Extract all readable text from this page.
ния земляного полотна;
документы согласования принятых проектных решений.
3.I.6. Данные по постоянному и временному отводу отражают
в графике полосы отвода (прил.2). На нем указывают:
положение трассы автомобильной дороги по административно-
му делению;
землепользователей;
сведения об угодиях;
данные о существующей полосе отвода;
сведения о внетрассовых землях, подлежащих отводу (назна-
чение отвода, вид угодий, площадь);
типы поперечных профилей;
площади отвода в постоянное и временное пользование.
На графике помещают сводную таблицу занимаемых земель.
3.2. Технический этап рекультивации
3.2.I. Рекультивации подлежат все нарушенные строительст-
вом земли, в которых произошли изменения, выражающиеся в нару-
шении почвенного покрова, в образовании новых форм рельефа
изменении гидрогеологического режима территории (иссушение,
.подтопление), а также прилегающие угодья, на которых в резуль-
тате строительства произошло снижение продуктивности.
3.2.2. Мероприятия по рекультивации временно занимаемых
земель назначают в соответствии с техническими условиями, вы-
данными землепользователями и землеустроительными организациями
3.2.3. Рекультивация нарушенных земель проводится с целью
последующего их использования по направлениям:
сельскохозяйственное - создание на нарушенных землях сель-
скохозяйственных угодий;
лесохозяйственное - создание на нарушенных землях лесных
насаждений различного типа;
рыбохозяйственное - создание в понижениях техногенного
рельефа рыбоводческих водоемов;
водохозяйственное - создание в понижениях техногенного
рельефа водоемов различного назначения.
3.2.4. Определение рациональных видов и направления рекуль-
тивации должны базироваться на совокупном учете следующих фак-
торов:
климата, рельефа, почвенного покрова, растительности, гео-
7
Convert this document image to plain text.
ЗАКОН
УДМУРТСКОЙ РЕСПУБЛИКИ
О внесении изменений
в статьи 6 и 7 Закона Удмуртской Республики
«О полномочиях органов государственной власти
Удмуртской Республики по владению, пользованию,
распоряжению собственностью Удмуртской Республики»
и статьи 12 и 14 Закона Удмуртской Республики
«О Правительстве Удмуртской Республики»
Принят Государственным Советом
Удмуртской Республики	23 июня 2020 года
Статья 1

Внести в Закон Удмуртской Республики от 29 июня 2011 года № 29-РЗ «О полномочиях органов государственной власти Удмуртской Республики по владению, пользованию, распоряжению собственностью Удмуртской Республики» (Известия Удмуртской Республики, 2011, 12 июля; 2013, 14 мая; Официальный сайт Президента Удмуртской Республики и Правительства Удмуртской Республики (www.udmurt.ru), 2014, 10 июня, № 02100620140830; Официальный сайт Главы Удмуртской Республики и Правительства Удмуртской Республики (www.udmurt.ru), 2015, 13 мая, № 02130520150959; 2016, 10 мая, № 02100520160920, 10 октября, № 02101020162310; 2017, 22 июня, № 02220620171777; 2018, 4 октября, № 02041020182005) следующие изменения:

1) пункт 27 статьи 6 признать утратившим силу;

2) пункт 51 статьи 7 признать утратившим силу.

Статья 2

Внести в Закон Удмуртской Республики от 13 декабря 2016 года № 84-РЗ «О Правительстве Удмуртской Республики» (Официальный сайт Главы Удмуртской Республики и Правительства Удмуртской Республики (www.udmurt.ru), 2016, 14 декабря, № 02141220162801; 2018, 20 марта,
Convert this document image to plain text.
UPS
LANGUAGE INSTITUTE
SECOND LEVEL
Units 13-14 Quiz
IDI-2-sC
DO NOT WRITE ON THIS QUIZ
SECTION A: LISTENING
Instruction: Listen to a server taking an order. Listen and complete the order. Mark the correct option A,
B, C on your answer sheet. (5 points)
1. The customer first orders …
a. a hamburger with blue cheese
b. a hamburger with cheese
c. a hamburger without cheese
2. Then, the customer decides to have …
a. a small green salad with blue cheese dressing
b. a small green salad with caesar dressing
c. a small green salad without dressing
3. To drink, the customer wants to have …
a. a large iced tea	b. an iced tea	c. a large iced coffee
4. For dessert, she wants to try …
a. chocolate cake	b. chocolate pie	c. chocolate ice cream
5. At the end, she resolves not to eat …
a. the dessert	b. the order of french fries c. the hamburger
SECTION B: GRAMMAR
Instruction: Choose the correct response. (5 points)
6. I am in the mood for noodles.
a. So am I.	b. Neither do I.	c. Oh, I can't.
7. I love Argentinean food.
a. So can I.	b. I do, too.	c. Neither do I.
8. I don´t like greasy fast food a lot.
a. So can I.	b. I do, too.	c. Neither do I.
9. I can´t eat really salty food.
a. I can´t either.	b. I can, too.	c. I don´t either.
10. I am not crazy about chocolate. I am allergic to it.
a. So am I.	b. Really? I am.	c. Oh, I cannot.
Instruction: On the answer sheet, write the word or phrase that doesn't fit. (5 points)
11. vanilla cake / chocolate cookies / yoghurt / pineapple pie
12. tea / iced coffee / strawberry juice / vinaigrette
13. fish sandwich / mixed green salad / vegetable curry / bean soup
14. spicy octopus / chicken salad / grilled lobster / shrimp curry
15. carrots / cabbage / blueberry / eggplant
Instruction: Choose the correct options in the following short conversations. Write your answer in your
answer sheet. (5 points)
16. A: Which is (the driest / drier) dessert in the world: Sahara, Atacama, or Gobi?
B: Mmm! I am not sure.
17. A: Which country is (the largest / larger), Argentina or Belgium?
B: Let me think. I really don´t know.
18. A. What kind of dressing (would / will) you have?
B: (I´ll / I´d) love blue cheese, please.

★ ★ ★ ★ ★ ★ ★

### TASK OBJECTIVE
Every record above must be duplicated exactly.

### COMPLETED TASK
Extract all readable text from this page.
ния земляного полотна;
документы согласования принятых проектных решений.
3.I.6. Данные по постоянному и временному отводу отражают
в графике полосы отвода (прил.2). На нем указывают:
положение трассы автомобильной дороги по административно-
му делению;
землепользователей;
сведения об угодиях;
данные о существующей полосе отвода;
сведения о внетрассовых землях, подлежащих отводу (назна-
чение отвода, вид угодий, площадь);
типы поперечных профилей;
площади отвода в постоянное и временное пользование.
На графике помещают сводную таблицу занимаемых земель.
3.2. Технический этап рекультивации
3.2.I. Рекультивации подлежат все нарушенные строительст-
вом земли, в которых произошли изменения, выражающиеся в нару-
шении почвенного покрова, в образовании новых форм рельефа
изменении гидрогеологического режима территории (иссушение,
.подтопление), а также прилегающие угодья, на которых в резуль-
тате строительства произошло снижение продуктивности.
3.2.2. Мероприятия по рекультивации временно занимаемых
земель назначают в соответствии с техническими условиями, вы-
данными землепользователями и землеустроительными организациями
3.2.3. Рекультивация нарушенных земель проводится с целью
последующего их использования по направлениям:
сельскохозяйственное - создание на нарушенных землях сель-
скохозяйственных угодий;
лесохозяйственное - создание на нарушенных землях лесных
насаждений различного типа;
рыбохозяйственное - создание в понижениях техногенного
рельефа рыбоводческих водоемов;
водохозяйственное - создание в понижениях техногенного
рельефа водоемов различного назначения.
3.2.4. Определение рациональных видов и направления рекуль-
тивации должны базироваться на совокупном учете следующих фак-
торов:
климата, рельефа, почвенного покрова, растительности, гео-
7
Convert this document image to plain text.
ЗАКОН
УДМУРТСКОЙ РЕСПУБЛИКИ
О внесении изменений
в статьи 6 и 7 Закона Удмуртской Республики
«О полномочиях органов государственной власти
Удмуртской Республики по владению, пользованию,
распоряжению собственностью Удмуртской Республики»
и статьи 12 и 14 Закона Удмуртской Республики
«О Правительстве Удмуртской Республики»
Принят Государственным Советом
Удмуртской Республики	23 июня 2020 года
Статья 1

Внести в Закон Удмуртской Республики от 29 июня 2011 года № 29-РЗ «О полномочиях органов государственной власти Удмуртской Республики по владению, пользованию, распоряжению собственностью Удмуртской Республики» (Известия Удмуртской Республики, 2011, 12 июля; 2013, 14 мая; Официальный сайт Президента Удмуртской Республики и Правительства Удмуртской Республики (www.udmurt.ru), 2014, 10 июня, № 02100620140830; Официальный сайт Главы Удмуртской Республики и Правительства Удмуртской Республики (www.udmurt.ru), 2015, 13 мая, № 02130520150959; 2016, 10 мая, № 02100520160920, 10 октября, № 02101020162310; 2017, 22 июня, № 02220620171777; 2018, 4 октября, № 02041020182005) следующие изменения:

1) пункт 27 статьи 6 признать утратившим силу;

2) пункт 51 статьи 7 признать утратившим силу.

Статья 2

Внести в Закон Удмуртской Республики от 13 декабря 2016 года № 84-РЗ «О Правительстве Удмуртской Республики» (Официальный сайт Главы Удмуртской Республики и Правительства Удмуртской Республики (www.udmurt.ru), 2016, 14 декабря, № 02141220162801; 2018, 20 марта,
Convert this document image to plain text.
UPS
LANGUAGE INSTITUTE
SECOND LEVEL
Units 13-14 Quiz
IDI-2-sC
DO NOT WRITE ON THIS QUIZ
SECTION A: LISTENING
Instruction: Listen to a server taking an order. Listen and complete the order. Mark the correct option A,
B, C on your answer sheet. (5 points)
1. The customer first orders …
a. a hamburger with blue cheese
b. a hamburger with cheese
c. a hamburger without cheese
2. Then, the customer decides to have …
a. a small green salad with blue cheese dressing
b. a small green salad with caesar dressing
c. a small green salad without dressing
3. To drink, the customer wants to have …
a. a large iced tea	b. an iced tea	c. a large iced coffee
4. For dessert, she wants to try …
a. chocolate cake	b. chocolate pie	c. chocolate ice cream
5. At the end, she resolves not to eat …
a. the dessert	b. the order of french fries c. the hamburger
SECTION B: GRAMMAR
Instruction: Choose the correct response. (5 points)
6. I am in the mood for noodles.
a. So am I.	b. Neither do I.	c. Oh, I can't.
7. I love Argentinean food.
a. So can I.	b. I do, too.	c. Neither do I.
8. I don´t like greasy fast food a lot.
a. So can I.	b. I do, too.	c. Neither do I.
9. I can´t eat really salty food.
a. I can´t either.	b. I can, too.	c. I don´t either.
10. I am not crazy about chocolate. I am allergic to it.
a. So am I.	b. Really? I am.	c. Oh, I cannot.
Instruction: On the answer sheet, write the word or phrase that doesn't fit. (5 points)
11. vanilla cake / chocolate cookies / yoghurt / pineapple pie
12. tea / iced coffee / strawberry juice / vinaigrette
13. fish sandwich / mixed green salad / vegetable curry / bean soup
14. spicy octopus / chicken salad / grilled lobster / shrimp curry
15. carrots / cabbage / blueberry / eggplant
Instruction: Choose the correct options in the following short conversations. Write your answer in your
answer sheet. (5 points)
16. A: Which is (the driest / drier) dessert in the world: Sahara, Atacama, or Gobi?
B: Mmm! I am not sure.
17. A: Which country is (the largest / larger), Argentina or Belgium?
B: Let me think. I really don´t know.
18. A. What kind of dressing (would / will) you have?
B: (I´ll / I´d) love blue cheese, please.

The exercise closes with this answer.